Dataset entries:
>>>
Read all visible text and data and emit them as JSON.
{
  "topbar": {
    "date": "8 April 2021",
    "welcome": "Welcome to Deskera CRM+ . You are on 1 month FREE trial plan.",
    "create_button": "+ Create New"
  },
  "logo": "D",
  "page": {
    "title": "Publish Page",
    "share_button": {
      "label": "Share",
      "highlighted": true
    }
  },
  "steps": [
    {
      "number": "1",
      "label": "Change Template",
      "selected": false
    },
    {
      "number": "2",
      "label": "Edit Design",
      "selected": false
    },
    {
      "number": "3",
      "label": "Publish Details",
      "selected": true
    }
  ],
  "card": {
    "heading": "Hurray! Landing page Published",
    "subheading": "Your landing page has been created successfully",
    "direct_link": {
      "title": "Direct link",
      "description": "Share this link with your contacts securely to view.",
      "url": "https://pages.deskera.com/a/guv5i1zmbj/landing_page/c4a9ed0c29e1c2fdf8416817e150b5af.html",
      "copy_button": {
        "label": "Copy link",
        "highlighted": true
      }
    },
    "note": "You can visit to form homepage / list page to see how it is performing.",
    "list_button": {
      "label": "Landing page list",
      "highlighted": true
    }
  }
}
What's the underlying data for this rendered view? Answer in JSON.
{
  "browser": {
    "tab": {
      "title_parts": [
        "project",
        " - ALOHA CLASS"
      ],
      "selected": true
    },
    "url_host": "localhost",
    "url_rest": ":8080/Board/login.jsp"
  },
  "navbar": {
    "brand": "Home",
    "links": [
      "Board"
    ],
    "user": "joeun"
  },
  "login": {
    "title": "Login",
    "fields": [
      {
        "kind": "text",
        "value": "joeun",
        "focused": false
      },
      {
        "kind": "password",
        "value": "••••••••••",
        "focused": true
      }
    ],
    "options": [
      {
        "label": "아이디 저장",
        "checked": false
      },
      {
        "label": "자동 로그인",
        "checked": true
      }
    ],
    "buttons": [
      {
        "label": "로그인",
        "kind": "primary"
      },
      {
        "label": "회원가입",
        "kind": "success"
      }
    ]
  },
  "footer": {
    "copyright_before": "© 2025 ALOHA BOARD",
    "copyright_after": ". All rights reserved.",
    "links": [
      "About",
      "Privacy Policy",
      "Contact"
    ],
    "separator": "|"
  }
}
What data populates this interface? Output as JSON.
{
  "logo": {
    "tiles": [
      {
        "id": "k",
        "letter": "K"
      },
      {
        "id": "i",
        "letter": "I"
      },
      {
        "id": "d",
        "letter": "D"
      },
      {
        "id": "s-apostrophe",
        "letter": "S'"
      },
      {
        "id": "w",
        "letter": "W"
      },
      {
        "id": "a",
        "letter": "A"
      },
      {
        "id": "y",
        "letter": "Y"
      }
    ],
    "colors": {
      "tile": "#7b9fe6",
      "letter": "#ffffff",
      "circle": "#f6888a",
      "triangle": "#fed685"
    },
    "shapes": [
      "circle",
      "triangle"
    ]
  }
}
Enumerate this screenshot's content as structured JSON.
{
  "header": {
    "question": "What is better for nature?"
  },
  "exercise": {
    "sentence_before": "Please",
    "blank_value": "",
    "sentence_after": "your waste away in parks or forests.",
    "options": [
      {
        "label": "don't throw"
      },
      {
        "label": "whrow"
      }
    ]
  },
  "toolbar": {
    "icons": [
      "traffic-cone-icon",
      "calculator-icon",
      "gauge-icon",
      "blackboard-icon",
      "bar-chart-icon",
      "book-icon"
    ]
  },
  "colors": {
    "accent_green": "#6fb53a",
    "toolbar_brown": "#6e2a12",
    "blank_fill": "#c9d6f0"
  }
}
<<<
Your goal:
Hand back the material above in full, exactly as written.

Problem solution:
Read all visible text and data and emit them as JSON.
{
  "topbar": {
    "date": "8 April 2021",
    "welcome": "Welcome to Deskera CRM+ . You are on 1 month FREE trial plan.",
    "create_button": "+ Create New"
  },
  "logo": "D",
  "page": {
    "title": "Publish Page",
    "share_button": {
      "label": "Share",
      "highlighted": true
    }
  },
  "steps": [
    {
      "number": "1",
      "label": "Change Template",
      "selected": false
    },
    {
      "number": "2",
      "label": "Edit Design",
      "selected": false
    },
    {
      "number": "3",
      "label": "Publish Details",
      "selected": true
    }
  ],
  "card": {
    "heading": "Hurray! Landing page Published",
    "subheading": "Your landing page has been created successfully",
    "direct_link": {
      "title": "Direct link",
      "description": "Share this link with your contacts securely to view.",
      "url": "https://pages.deskera.com/a/guv5i1zmbj/landing_page/c4a9ed0c29e1c2fdf8416817e150b5af.html",
      "copy_button": {
        "label": "Copy link",
        "highlighted": true
      }
    },
    "note": "You can visit to form homepage / list page to see how it is performing.",
    "list_button": {
      "label": "Landing page list",
      "highlighted": true
    }
  }
}
What's the underlying data for this rendered view? Answer in JSON.
{
  "browser": {
    "tab": {
      "title_parts": [
        "project",
        " - ALOHA CLASS"
      ],
      "selected": true
    },
    "url_host": "localhost",
    "url_rest": ":8080/Board/login.jsp"
  },
  "navbar": {
    "brand": "Home",
    "links": [
      "Board"
    ],
    "user": "joeun"
  },
  "login": {
    "title": "Login",
    "fields": [
      {
        "kind": "text",
        "value": "joeun",
        "focused": false
      },
      {
        "kind": "password",
        "value": "••••••••••",
        "focused": true
      }
    ],
    "options": [
      {
        "label": "아이디 저장",
        "checked": false
      },
      {
        "label": "자동 로그인",
        "checked": true
      }
    ],
    "buttons": [
      {
        "label": "로그인",
        "kind": "primary"
      },
      {
        "label": "회원가입",
        "kind": "success"
      }
    ]
  },
  "footer": {
    "copyright_before": "© 2025 ALOHA BOARD",
    "copyright_after": ". All rights reserved.",
    "links": [
      "About",
      "Privacy Policy",
      "Contact"
    ],
    "separator": "|"
  }
}
What data populates this interface? Output as JSON.
{
  "logo": {
    "tiles": [
      {
        "id": "k",
        "letter": "K"
      },
      {
        "id": "i",
        "letter": "I"
      },
      {
        "id": "d",
        "letter": "D"
      },
      {
        "id": "s-apostrophe",
        "letter": "S'"
      },
      {
        "id": "w",
        "letter": "W"
      },
      {
        "id": "a",
        "letter": "A"
      },
      {
        "id": "y",
        "letter": "Y"
      }
    ],
    "colors": {
      "tile": "#7b9fe6",
      "letter": "#ffffff",
      "circle": "#f6888a",
      "triangle": "#fed685"
    },
    "shapes": [
      "circle",
      "triangle"
    ]
  }
}
Enumerate this screenshot's content as structured JSON.
{
  "header": {
    "question": "What is better for nature?"
  },
  "exercise": {
    "sentence_before": "Please",
    "blank_value": "",
    "sentence_after": "your waste away in parks or forests.",
    "options": [
      {
        "label": "don't throw"
      },
      {
        "label": "whrow"
      }
    ]
  },
  "toolbar": {
    "icons": [
      "traffic-cone-icon",
      "calculator-icon",
      "gauge-icon",
      "blackboard-icon",
      "bar-chart-icon",
      "book-icon"
    ]
  },
  "colors": {
    "accent_green": "#6fb53a",
    "toolbar_brown": "#6e2a12",
    "blank_fill": "#c9d6f0"
  }
}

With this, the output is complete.